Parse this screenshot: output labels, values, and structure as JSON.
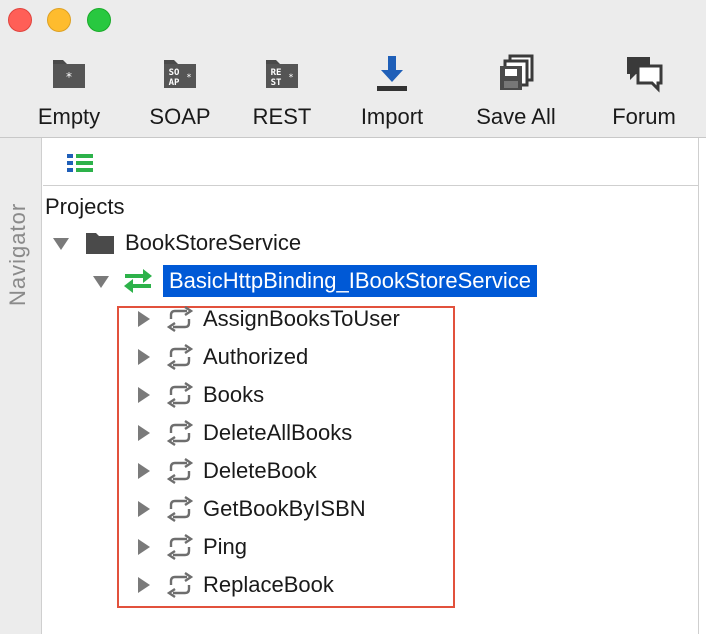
{
  "toolbar": {
    "items": [
      {
        "label": "Empty",
        "icon": "empty-project-icon"
      },
      {
        "label": "SOAP",
        "icon": "soap-icon",
        "glyph": "SO\nAP"
      },
      {
        "label": "REST",
        "icon": "rest-icon",
        "glyph": "RE\nST"
      },
      {
        "label": "Import",
        "icon": "import-icon"
      },
      {
        "label": "Save All",
        "icon": "save-all-icon"
      },
      {
        "label": "Forum",
        "icon": "forum-icon"
      }
    ]
  },
  "navigator": {
    "label": "Navigator"
  },
  "tree": {
    "root_label": "Projects",
    "project": {
      "name": "BookStoreService",
      "expanded": true
    },
    "binding": {
      "name": "BasicHttpBinding_IBookStoreService",
      "expanded": true,
      "selected": true
    },
    "operations": [
      "AssignBooksToUser",
      "Authorized",
      "Books",
      "DeleteAllBooks",
      "DeleteBook",
      "GetBookByISBN",
      "Ping",
      "ReplaceBook"
    ]
  },
  "colors": {
    "selection": "#0059d6",
    "highlight_box": "#e2513c",
    "binding_icon": "#2db24a",
    "import_icon": "#1f5fb8"
  }
}
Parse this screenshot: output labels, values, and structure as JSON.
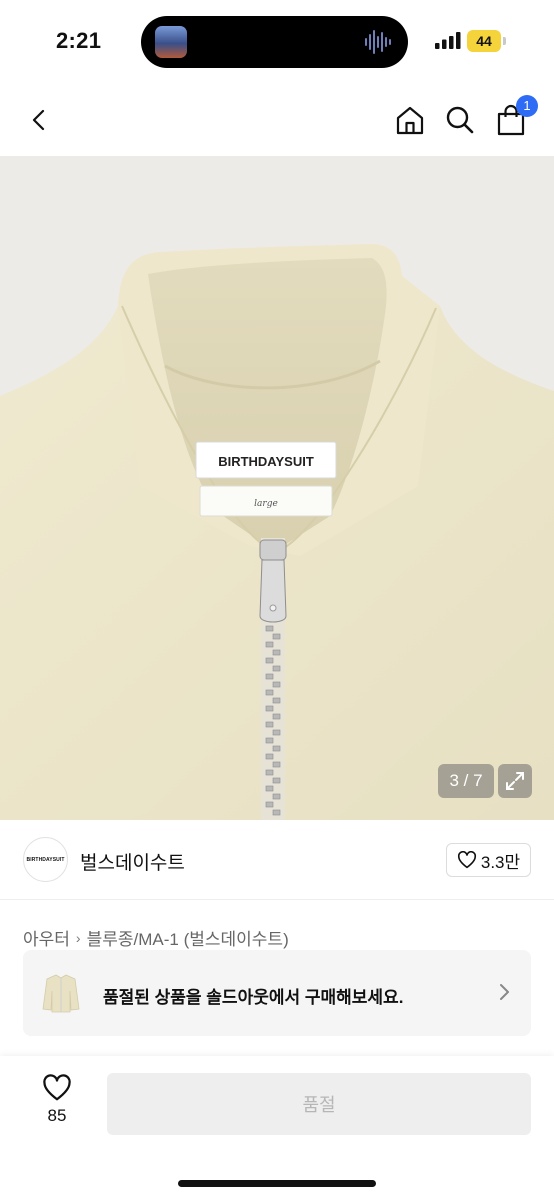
{
  "status_bar": {
    "time": "2:21",
    "battery": "44",
    "battery_color": "#f5d33b"
  },
  "nav": {
    "back_icon": "chevron-left-icon",
    "home_icon": "home-icon",
    "search_icon": "search-icon",
    "cart_icon": "shopping-bag-icon",
    "cart_count": "1",
    "badge_color": "#2f6cf6"
  },
  "product_image": {
    "label_brand": "BIRTHDAYSUIT",
    "label_size": "large",
    "counter": "3 / 7",
    "expand_icon": "expand-icon"
  },
  "brand": {
    "logo_text": "BIRTHDAYSUIT",
    "name": "벌스데이수트",
    "likes": "3.3만"
  },
  "breadcrumb": {
    "category": "아우터",
    "sub": "블루종/MA-1 (벌스데이수트)"
  },
  "soldout_banner": {
    "text": "품절된 상품을 솔드아웃에서 구매해보세요."
  },
  "bottom_bar": {
    "wish_count": "85",
    "buy_label": "품절"
  }
}
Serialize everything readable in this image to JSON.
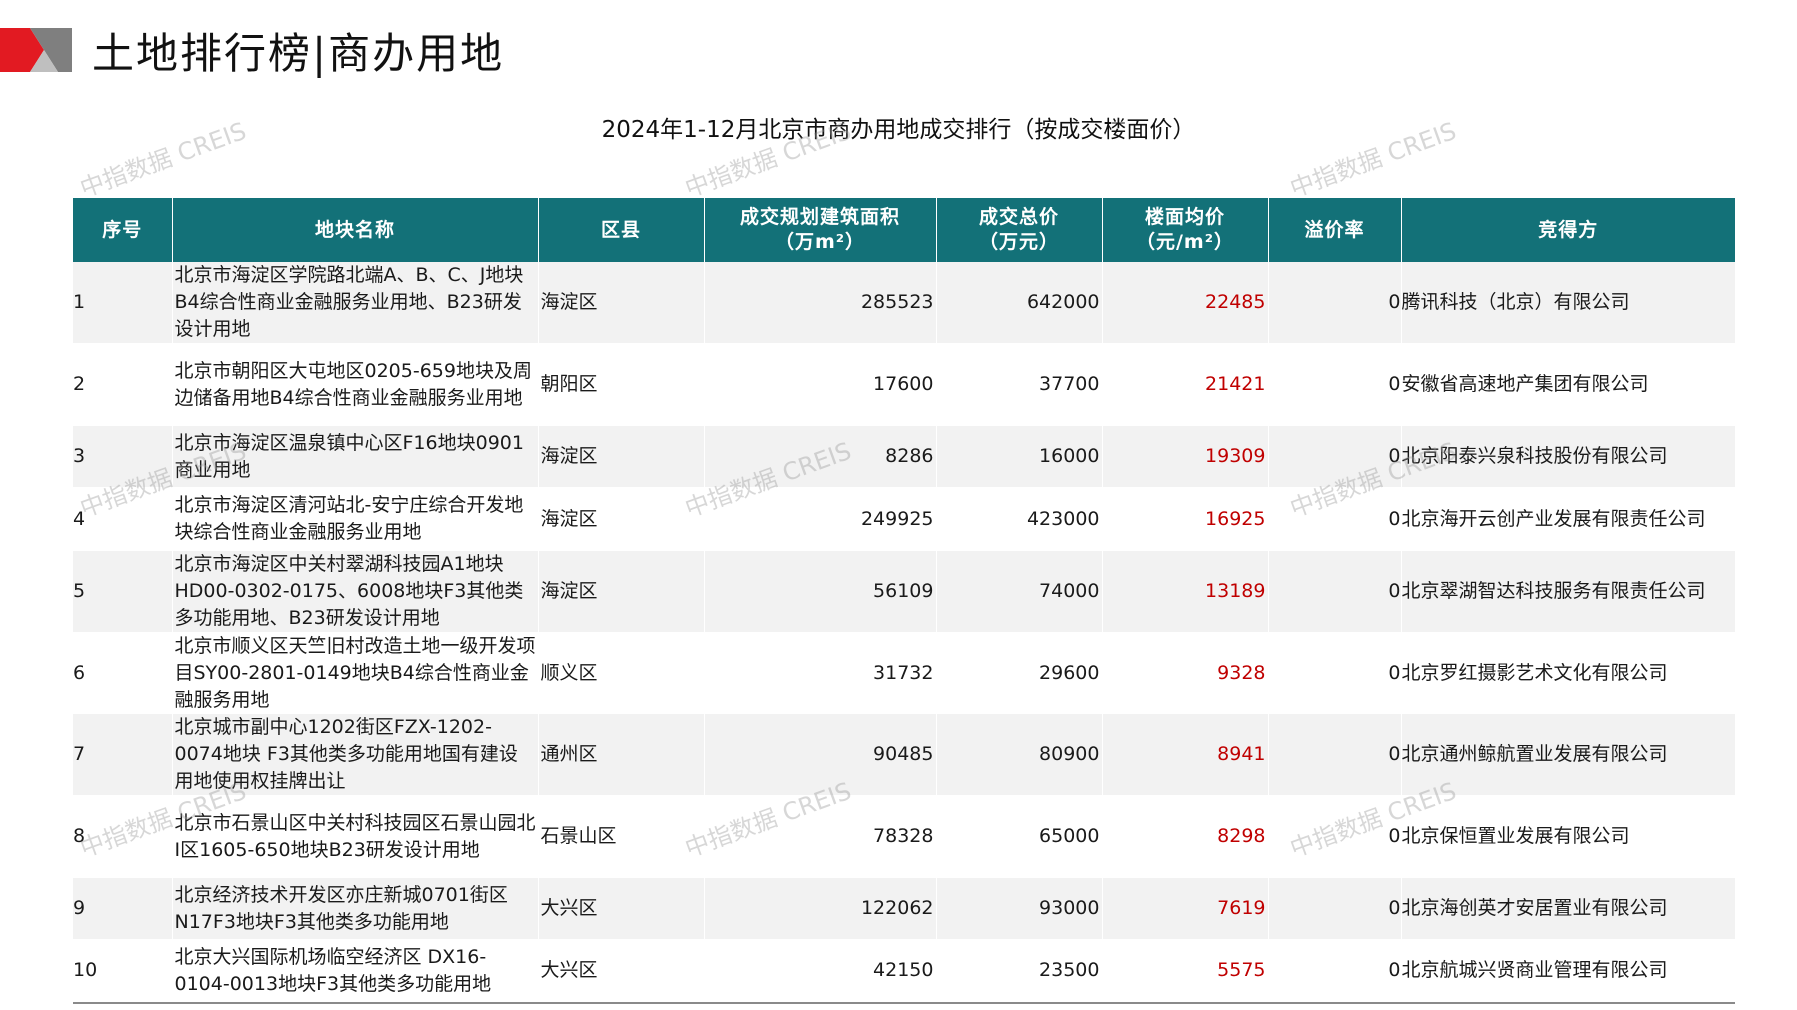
{
  "header": {
    "title": "土地排行榜|商办用地",
    "logo_colors": {
      "red": "#e21a22",
      "gray": "#7f7f7f"
    }
  },
  "watermark": "中指数据 CREIS",
  "table": {
    "title": "2024年1-12月北京市商办用地成交排行（按成交楼面价）",
    "header_bg": "#137178",
    "price_color": "#c00000",
    "columns": [
      "序号",
      "地块名称",
      "区县",
      "成交规划建筑面积\n（万m²）",
      "成交总价\n（万元）",
      "楼面均价\n（元/m²）",
      "溢价率",
      "竞得方"
    ],
    "rows": [
      {
        "seq": "1",
        "name": "北京市海淀区学院路北端A、B、C、J地块B4综合性商业金融服务业用地、B23研发设计用地",
        "district": "海淀区",
        "area": "285523",
        "total": "642000",
        "price": "22485",
        "premium": "0",
        "winner": "腾讯科技（北京）有限公司"
      },
      {
        "seq": "2",
        "name": "北京市朝阳区大屯地区0205-659地块及周边储备用地B4综合性商业金融服务业用地",
        "district": "朝阳区",
        "area": "17600",
        "total": "37700",
        "price": "21421",
        "premium": "0",
        "winner": "安徽省高速地产集团有限公司"
      },
      {
        "seq": "3",
        "name": "北京市海淀区温泉镇中心区F16地块0901商业用地",
        "district": "海淀区",
        "area": "8286",
        "total": "16000",
        "price": "19309",
        "premium": "0",
        "winner": "北京阳泰兴泉科技股份有限公司"
      },
      {
        "seq": "4",
        "name": "北京市海淀区清河站北-安宁庄综合开发地块综合性商业金融服务业用地",
        "district": "海淀区",
        "area": "249925",
        "total": "423000",
        "price": "16925",
        "premium": "0",
        "winner": "北京海开云创产业发展有限责任公司"
      },
      {
        "seq": "5",
        "name": "北京市海淀区中关村翠湖科技园A1地块HD00-0302-0175、6008地块F3其他类多功能用地、B23研发设计用地",
        "district": "海淀区",
        "area": "56109",
        "total": "74000",
        "price": "13189",
        "premium": "0",
        "winner": "北京翠湖智达科技服务有限责任公司"
      },
      {
        "seq": "6",
        "name": "北京市顺义区天竺旧村改造土地一级开发项目SY00-2801-0149地块B4综合性商业金融服务用地",
        "district": "顺义区",
        "area": "31732",
        "total": "29600",
        "price": "9328",
        "premium": "0",
        "winner": "北京罗红摄影艺术文化有限公司"
      },
      {
        "seq": "7",
        "name": "北京城市副中心1202街区FZX-1202-0074地块 F3其他类多功能用地国有建设用地使用权挂牌出让",
        "district": "通州区",
        "area": "90485",
        "total": "80900",
        "price": "8941",
        "premium": "0",
        "winner": "北京通州鲸航置业发展有限公司"
      },
      {
        "seq": "8",
        "name": "北京市石景山区中关村科技园区石景山园北Ⅰ区1605-650地块B23研发设计用地",
        "district": "石景山区",
        "area": "78328",
        "total": "65000",
        "price": "8298",
        "premium": "0",
        "winner": "北京保恒置业发展有限公司"
      },
      {
        "seq": "9",
        "name": "北京经济技术开发区亦庄新城0701街区 N17F3地块F3其他类多功能用地",
        "district": "大兴区",
        "area": "122062",
        "total": "93000",
        "price": "7619",
        "premium": "0",
        "winner": "北京海创英才安居置业有限公司"
      },
      {
        "seq": "10",
        "name": "北京大兴国际机场临空经济区 DX16-0104-0013地块F3其他类多功能用地",
        "district": "大兴区",
        "area": "42150",
        "total": "23500",
        "price": "5575",
        "premium": "0",
        "winner": "北京航城兴贤商业管理有限公司"
      }
    ]
  }
}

+--

* **INSTRUCTION**: Your copy of the data above should match it exactly, except that pictures are left out.

* **RESULT OF THIS TASK**:
Parse this screenshot: output labels, values, and structure as JSON.
{
  "toolbar": {
    "items": [
      {
        "label": "Empty",
        "icon": "empty-project-icon"
      },
      {
        "label": "SOAP",
        "icon": "soap-icon",
        "glyph": "SO\nAP"
      },
      {
        "label": "REST",
        "icon": "rest-icon",
        "glyph": "RE\nST"
      },
      {
        "label": "Import",
        "icon": "import-icon"
      },
      {
        "label": "Save All",
        "icon": "save-all-icon"
      },
      {
        "label": "Forum",
        "icon": "forum-icon"
      }
    ]
  },
  "navigator": {
    "label": "Navigator"
  },
  "tree": {
    "root_label": "Projects",
    "project": {
      "name": "BookStoreService",
      "expanded": true
    },
    "binding": {
      "name": "BasicHttpBinding_IBookStoreService",
      "expanded": true,
      "selected": true
    },
    "operations": [
      "AssignBooksToUser",
      "Authorized",
      "Books",
      "DeleteAllBooks",
      "DeleteBook",
      "GetBookByISBN",
      "Ping",
      "ReplaceBook"
    ]
  },
  "colors": {
    "selection": "#0059d6",
    "highlight_box": "#e2513c",
    "binding_icon": "#2db24a",
    "import_icon": "#1f5fb8"
  }
}
Parse this screenshot: output labels, values, and structure as JSON.
{
  "status_bar": {
    "time": "2:21",
    "battery": "44",
    "battery_color": "#f5d33b"
  },
  "nav": {
    "back_icon": "chevron-left-icon",
    "home_icon": "home-icon",
    "search_icon": "search-icon",
    "cart_icon": "shopping-bag-icon",
    "cart_count": "1",
    "badge_color": "#2f6cf6"
  },
  "product_image": {
    "label_brand": "BIRTHDAYSUIT",
    "label_size": "large",
    "counter": "3 / 7",
    "expand_icon": "expand-icon"
  },
  "brand": {
    "logo_text": "BIRTHDAYSUIT",
    "name": "벌스데이수트",
    "likes": "3.3만"
  },
  "breadcrumb": {
    "category": "아우터",
    "sub": "블루종/MA-1 (벌스데이수트)"
  },
  "soldout_banner": {
    "text": "품절된 상품을 솔드아웃에서 구매해보세요."
  },
  "bottom_bar": {
    "wish_count": "85",
    "buy_label": "품절"
  }
}
Serialize everything readable in this image to JSON.
{
  "header": {
    "title": "土地排行榜|商办用地",
    "logo_colors": {
      "red": "#e21a22",
      "gray": "#7f7f7f"
    }
  },
  "watermark": "中指数据 CREIS",
  "table": {
    "title": "2024年1-12月北京市商办用地成交排行（按成交楼面价）",
    "header_bg": "#137178",
    "price_color": "#c00000",
    "columns": [
      "序号",
      "地块名称",
      "区县",
      "成交规划建筑面积\n（万m²）",
      "成交总价\n（万元）",
      "楼面均价\n（元/m²）",
      "溢价率",
      "竞得方"
    ],
    "rows": [
      {
        "seq": "1",
        "name": "北京市海淀区学院路北端A、B、C、J地块B4综合性商业金融服务业用地、B23研发设计用地",
        "district": "海淀区",
        "area": "285523",
        "total": "642000",
        "price": "22485",
        "premium": "0",
        "winner": "腾讯科技（北京）有限公司"
      },
      {
        "seq": "2",
        "name": "北京市朝阳区大屯地区0205-659地块及周边储备用地B4综合性商业金融服务业用地",
        "district": "朝阳区",
        "area": "17600",
        "total": "37700",
        "price": "21421",
        "premium": "0",
        "winner": "安徽省高速地产集团有限公司"
      },
      {
        "seq": "3",
        "name": "北京市海淀区温泉镇中心区F16地块0901商业用地",
        "district": "海淀区",
        "area": "8286",
        "total": "16000",
        "price": "19309",
        "premium": "0",
        "winner": "北京阳泰兴泉科技股份有限公司"
      },
      {
        "seq": "4",
        "name": "北京市海淀区清河站北-安宁庄综合开发地块综合性商业金融服务业用地",
        "district": "海淀区",
        "area": "249925",
        "total": "423000",
        "price": "16925",
        "premium": "0",
        "winner": "北京海开云创产业发展有限责任公司"
      },
      {
        "seq": "5",
        "name": "北京市海淀区中关村翠湖科技园A1地块HD00-0302-0175、6008地块F3其他类多功能用地、B23研发设计用地",
        "district": "海淀区",
        "area": "56109",
        "total": "74000",
        "price": "13189",
        "premium": "0",
        "winner": "北京翠湖智达科技服务有限责任公司"
      },
      {
        "seq": "6",
        "name": "北京市顺义区天竺旧村改造土地一级开发项目SY00-2801-0149地块B4综合性商业金融服务用地",
        "district": "顺义区",
        "area": "31732",
        "total": "29600",
        "price": "9328",
        "premium": "0",
        "winner": "北京罗红摄影艺术文化有限公司"
      },
      {
        "seq": "7",
        "name": "北京城市副中心1202街区FZX-1202-0074地块 F3其他类多功能用地国有建设用地使用权挂牌出让",
        "district": "通州区",
        "area": "90485",
        "total": "80900",
        "price": "8941",
        "premium": "0",
        "winner": "北京通州鲸航置业发展有限公司"
      },
      {
        "seq": "8",
        "name": "北京市石景山区中关村科技园区石景山园北Ⅰ区1605-650地块B23研发设计用地",
        "district": "石景山区",
        "area": "78328",
        "total": "65000",
        "price": "8298",
        "premium": "0",
        "winner": "北京保恒置业发展有限公司"
      },
      {
        "seq": "9",
        "name": "北京经济技术开发区亦庄新城0701街区 N17F3地块F3其他类多功能用地",
        "district": "大兴区",
        "area": "122062",
        "total": "93000",
        "price": "7619",
        "premium": "0",
        "winner": "北京海创英才安居置业有限公司"
      },
      {
        "seq": "10",
        "name": "北京大兴国际机场临空经济区 DX16-0104-0013地块F3其他类多功能用地",
        "district": "大兴区",
        "area": "42150",
        "total": "23500",
        "price": "5575",
        "premium": "0",
        "winner": "北京航城兴贤商业管理有限公司"
      }
    ]
  }
}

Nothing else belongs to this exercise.